• Problem to work on: Reproduce all the material exactly, minus any pictures it holds.

Saved entries:
* * * * * * *
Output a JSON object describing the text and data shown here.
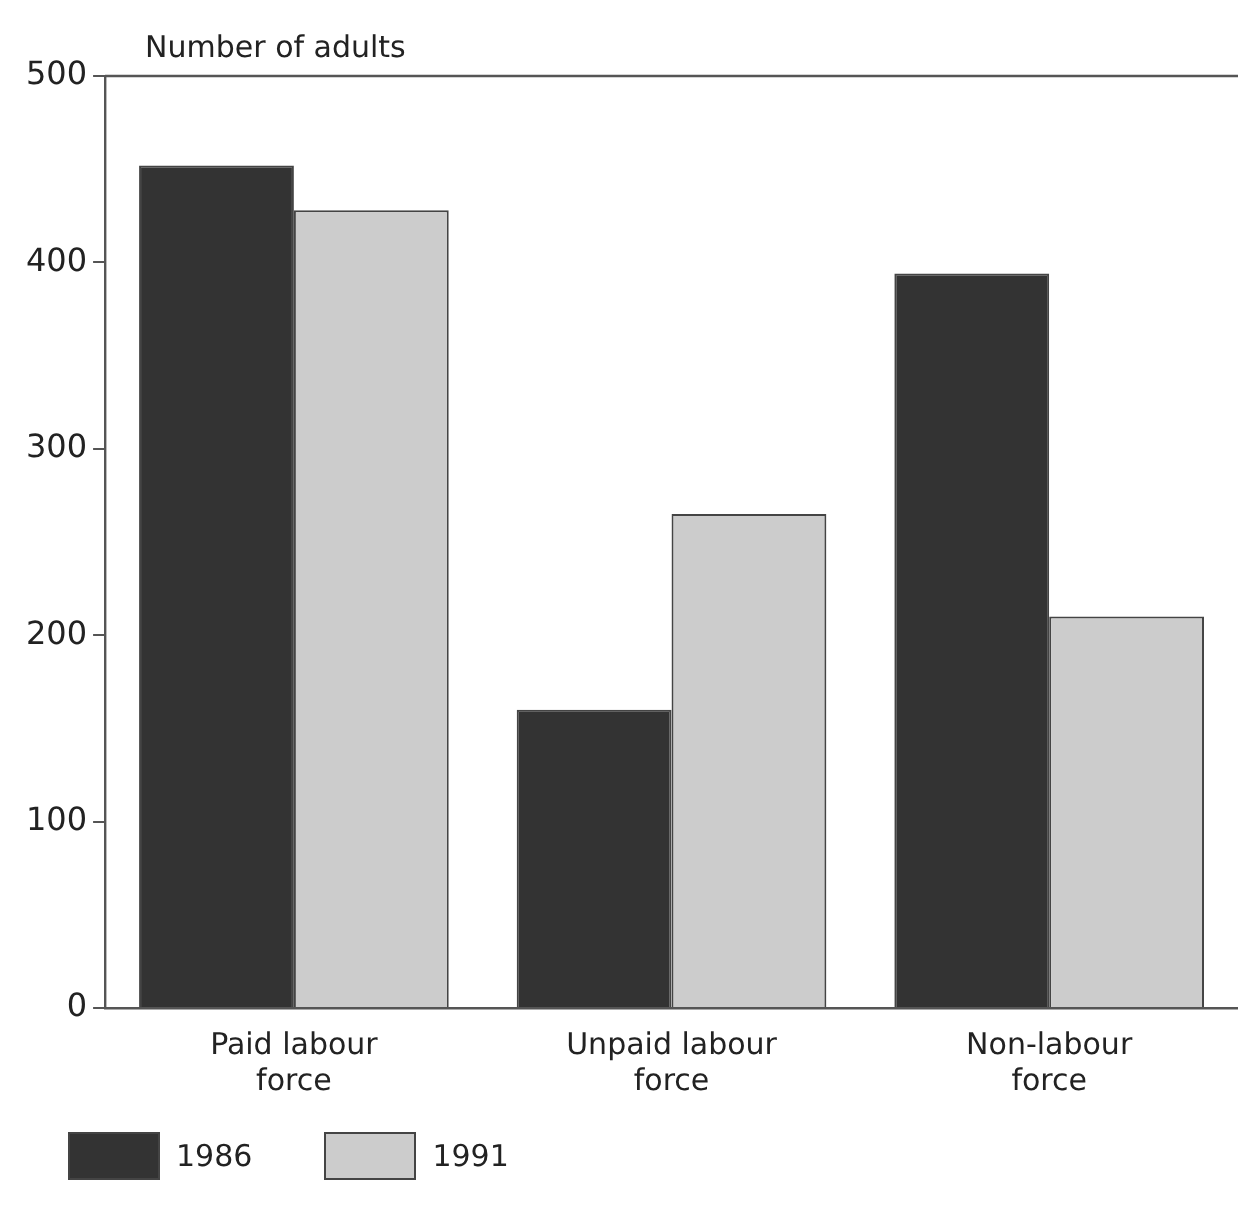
{
  "chart_data": {
    "type": "bar",
    "ylabel": "Number of adults",
    "categories": [
      "Paid labour force",
      "Unpaid labour force",
      "Non-labour force"
    ],
    "series": [
      {
        "name": "1986",
        "color": "#333333",
        "values": [
          452,
          160,
          394
        ]
      },
      {
        "name": "1991",
        "color": "#cccccc",
        "values": [
          428,
          265,
          210
        ]
      }
    ],
    "ylim": [
      0,
      500
    ],
    "yticks": [
      0,
      100,
      200,
      300,
      400,
      500
    ],
    "grid": false,
    "legend": "bottom"
  }
}
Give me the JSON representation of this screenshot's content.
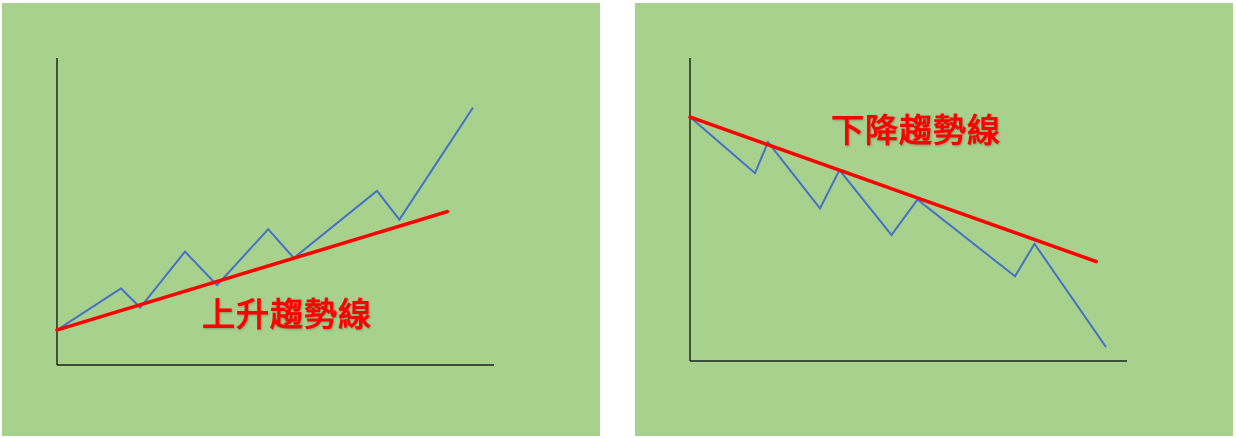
* * * * * * *
• Task answer:
Output a JSON object describing the text and data shown here.
{
  "chart_data": {
    "type": "bar",
    "ylabel": "Number of adults",
    "categories": [
      "Paid labour force",
      "Unpaid labour force",
      "Non-labour force"
    ],
    "series": [
      {
        "name": "1986",
        "color": "#333333",
        "values": [
          452,
          160,
          394
        ]
      },
      {
        "name": "1991",
        "color": "#cccccc",
        "values": [
          428,
          265,
          210
        ]
      }
    ],
    "ylim": [
      0,
      500
    ],
    "yticks": [
      0,
      100,
      200,
      300,
      400,
      500
    ],
    "grid": false,
    "legend": "bottom"
  }
}
Give me the JSON representation of this screenshot's content.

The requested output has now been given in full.